┌──
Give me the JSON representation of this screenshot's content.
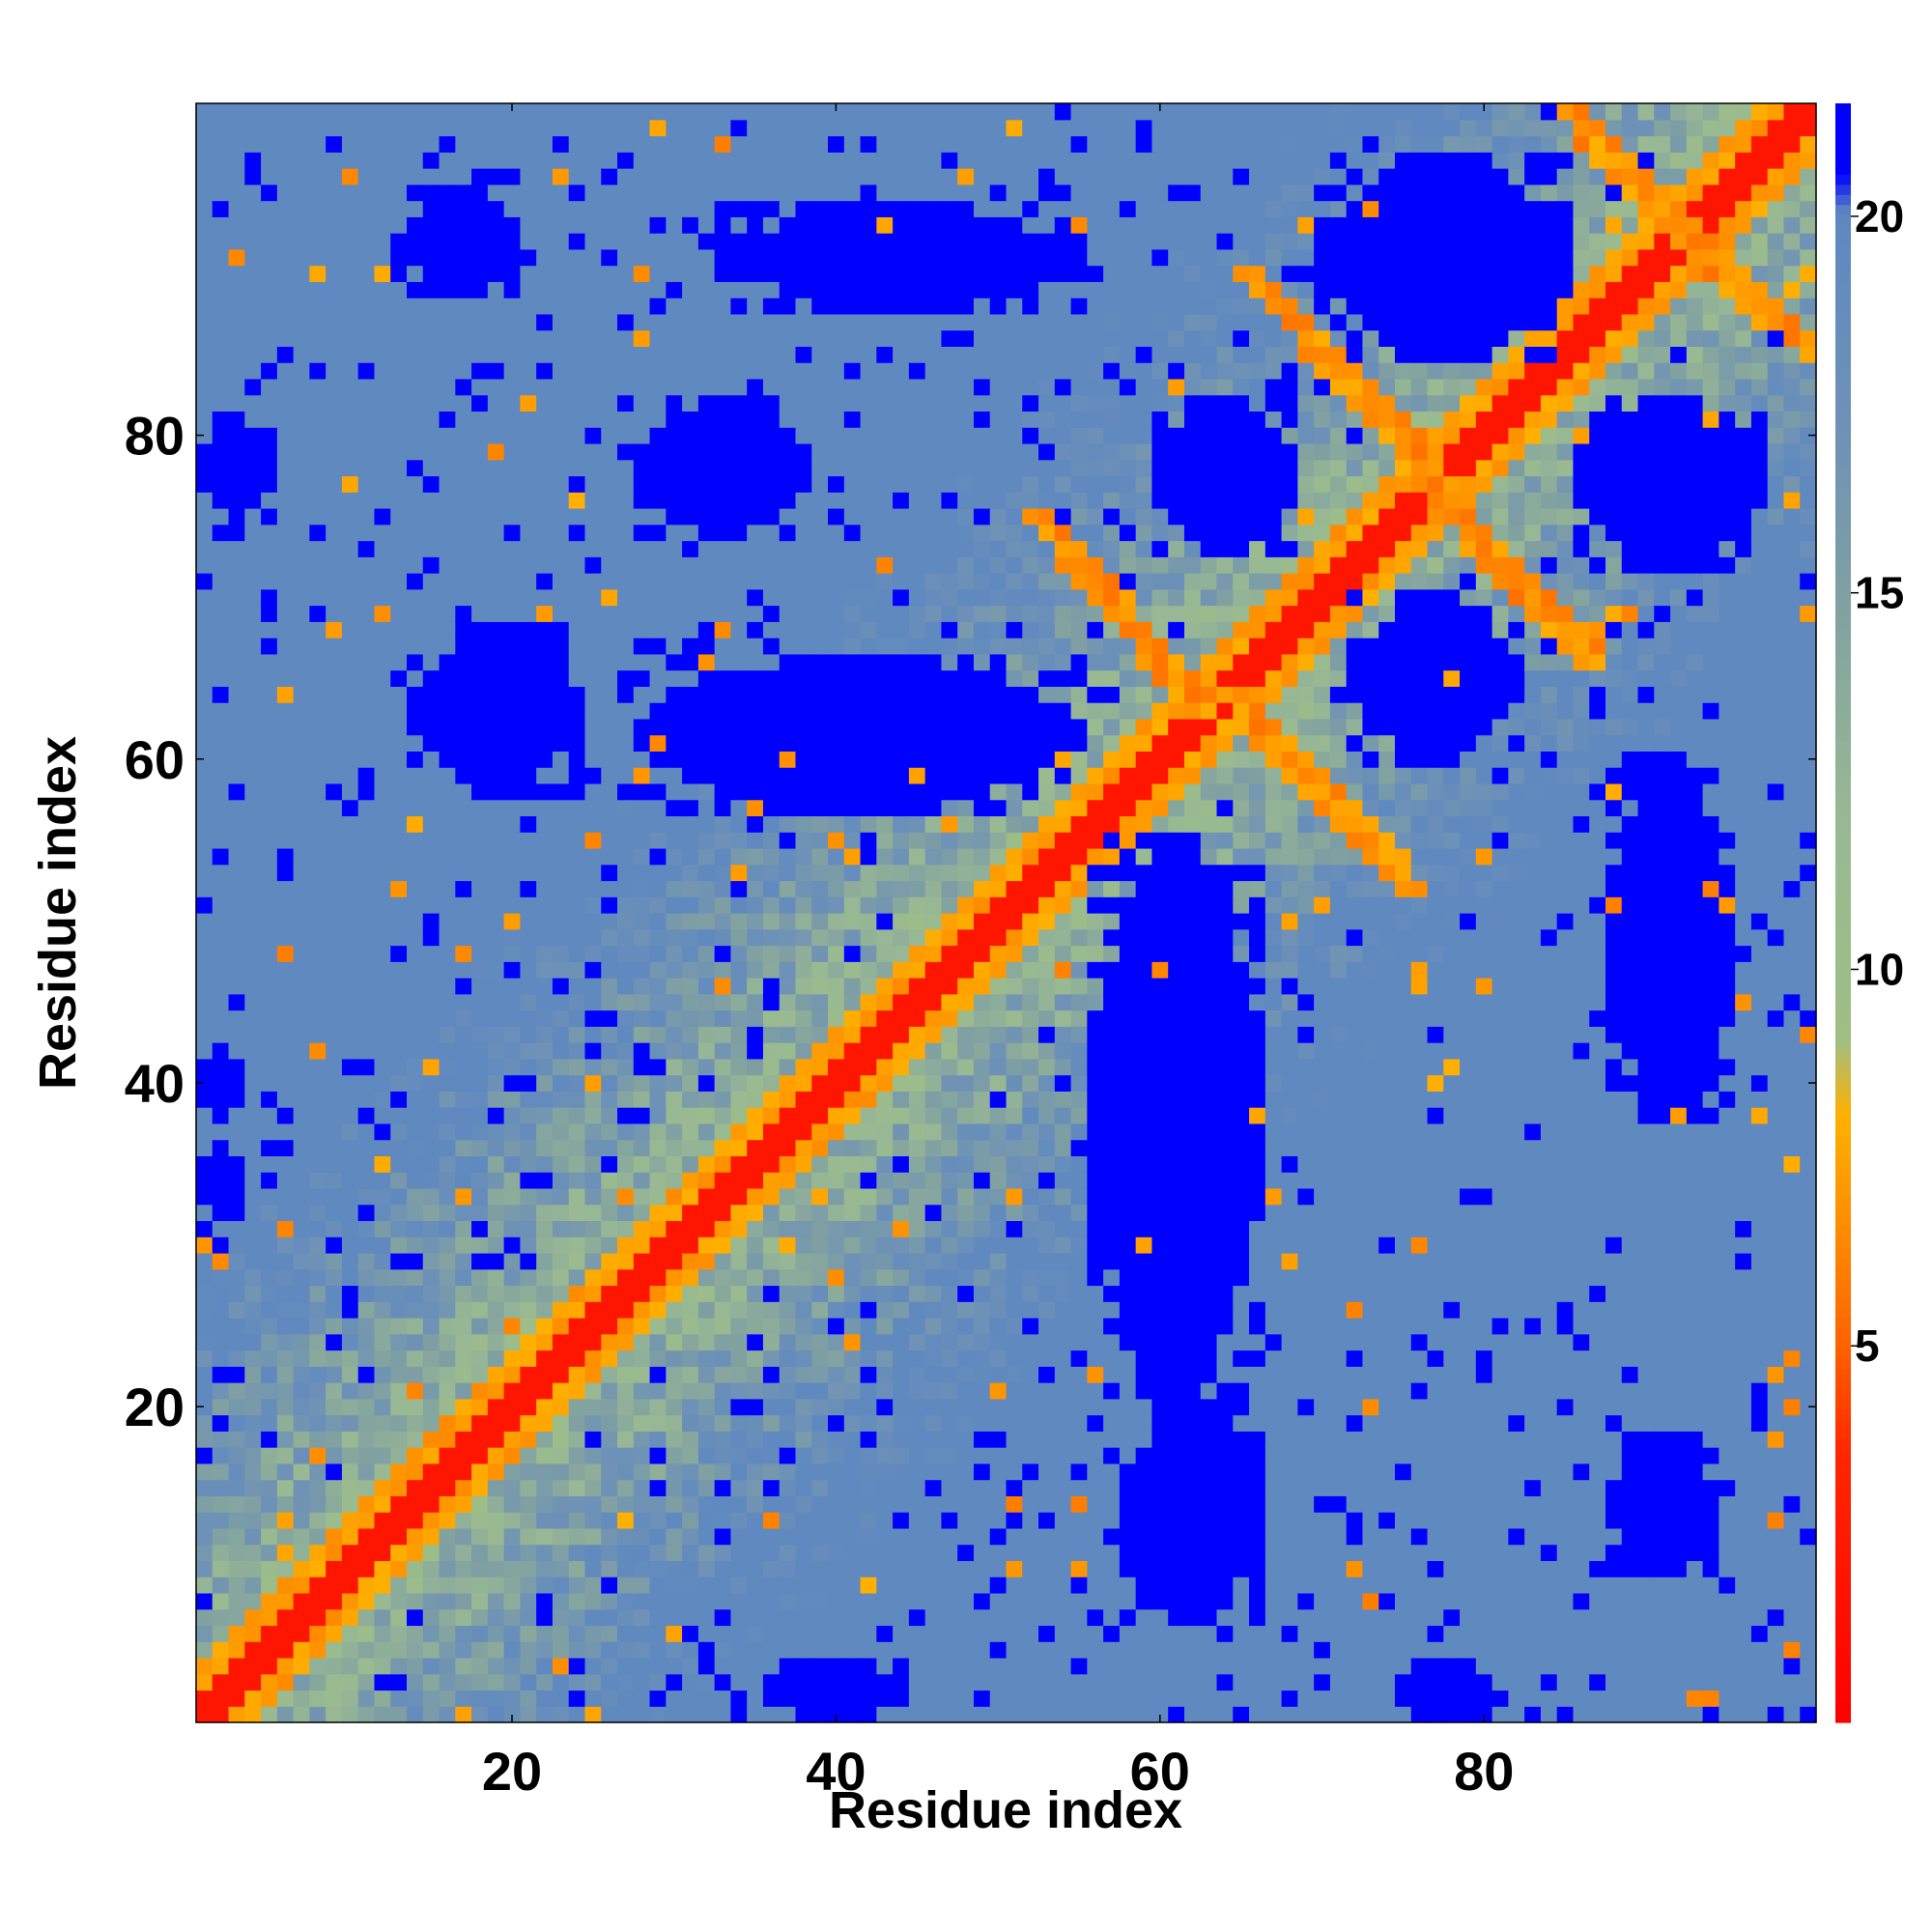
{
  "chart_data": {
    "type": "heatmap",
    "title": "",
    "xlabel": "Residue index",
    "ylabel": "Residue index",
    "n_residues": 100,
    "xlim": [
      1,
      100
    ],
    "ylim": [
      1,
      100
    ],
    "x_ticks": [
      {
        "value": 20,
        "label": "20"
      },
      {
        "value": 40,
        "label": "40"
      },
      {
        "value": 60,
        "label": "60"
      },
      {
        "value": 80,
        "label": "80"
      }
    ],
    "y_ticks": [
      {
        "value": 20,
        "label": "20"
      },
      {
        "value": 40,
        "label": "40"
      },
      {
        "value": 60,
        "label": "60"
      },
      {
        "value": 80,
        "label": "80"
      }
    ],
    "grid": false,
    "colorbar": {
      "range": [
        0,
        21.5
      ],
      "ticks": [
        {
          "value": 5,
          "label": "5"
        },
        {
          "value": 10,
          "label": "10"
        },
        {
          "value": 15,
          "label": "15"
        },
        {
          "value": 20,
          "label": "20"
        }
      ],
      "stops": [
        {
          "value": 0,
          "color": "#ff0000"
        },
        {
          "value": 3.5,
          "color": "#ff2600"
        },
        {
          "value": 5,
          "color": "#ff6400"
        },
        {
          "value": 7,
          "color": "#ff9800"
        },
        {
          "value": 8,
          "color": "#ffb000"
        },
        {
          "value": 9,
          "color": "#9fbf84"
        },
        {
          "value": 12,
          "color": "#98b894"
        },
        {
          "value": 15,
          "color": "#7f9fa3"
        },
        {
          "value": 17,
          "color": "#6f92b6"
        },
        {
          "value": 20,
          "color": "#5e88c0"
        },
        {
          "value": 20.5,
          "color": "#0000ff"
        },
        {
          "value": 21.5,
          "color": "#0000ff"
        }
      ]
    },
    "blue_blocks": [
      {
        "x": [
          14,
          24
        ],
        "y": [
          58,
          68
        ],
        "value": 21
      },
      {
        "x": [
          28,
          55
        ],
        "y": [
          57,
          66
        ],
        "value": 21
      },
      {
        "x": [
          60,
          68
        ],
        "y": [
          73,
          82
        ],
        "value": 21
      },
      {
        "x": [
          72,
          82
        ],
        "y": [
          60,
          70
        ],
        "value": 21
      },
      {
        "x": [
          86,
          97
        ],
        "y": [
          72,
          82
        ],
        "value": 21
      },
      {
        "x": [
          70,
          85
        ],
        "y": [
          85,
          97
        ],
        "value": 21
      },
      {
        "x": [
          33,
          55
        ],
        "y": [
          88,
          94
        ],
        "value": 21
      },
      {
        "x": [
          14,
          20
        ],
        "y": [
          89,
          95
        ],
        "value": 21
      },
      {
        "x": [
          56,
          66
        ],
        "y": [
          20,
          55
        ],
        "value": 21
      },
      {
        "x": [
          58,
          66
        ],
        "y": [
          7,
          20
        ],
        "value": 21
      },
      {
        "x": [
          88,
          95
        ],
        "y": [
          38,
          60
        ],
        "value": 21
      },
      {
        "x": [
          88,
          94
        ],
        "y": [
          10,
          18
        ],
        "value": 21
      },
      {
        "x": [
          1,
          5
        ],
        "y": [
          75,
          81
        ],
        "value": 21
      },
      {
        "x": [
          1,
          3
        ],
        "y": [
          38,
          42
        ],
        "value": 21
      },
      {
        "x": [
          1,
          3
        ],
        "y": [
          32,
          36
        ],
        "value": 21
      },
      {
        "x": [
          28,
          38
        ],
        "y": [
          74,
          82
        ],
        "value": 21
      },
      {
        "x": [
          36,
          44
        ],
        "y": [
          1,
          4
        ],
        "value": 21
      },
      {
        "x": [
          75,
          80
        ],
        "y": [
          1,
          4
        ],
        "value": 21
      }
    ],
    "orange_bands": [
      {
        "from": [
          62,
          63
        ],
        "to": [
          52,
          75
        ],
        "value": 7
      },
      {
        "from": [
          64,
          64
        ],
        "to": [
          75,
          52
        ],
        "value": 7
      },
      {
        "from": [
          78,
          76
        ],
        "to": [
          65,
          90
        ],
        "value": 7
      },
      {
        "from": [
          76,
          77
        ],
        "to": [
          86,
          66
        ],
        "value": 7
      },
      {
        "from": [
          85,
          100
        ],
        "to": [
          90,
          94
        ],
        "value": 7
      },
      {
        "from": [
          90,
          94
        ],
        "to": [
          100,
          85
        ],
        "value": 7
      }
    ]
  }
}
└──
Find each line in the records holding the string "index" and show it.

The reply:
    "xlabel": "Residue index",
    "ylabel": "Residue index",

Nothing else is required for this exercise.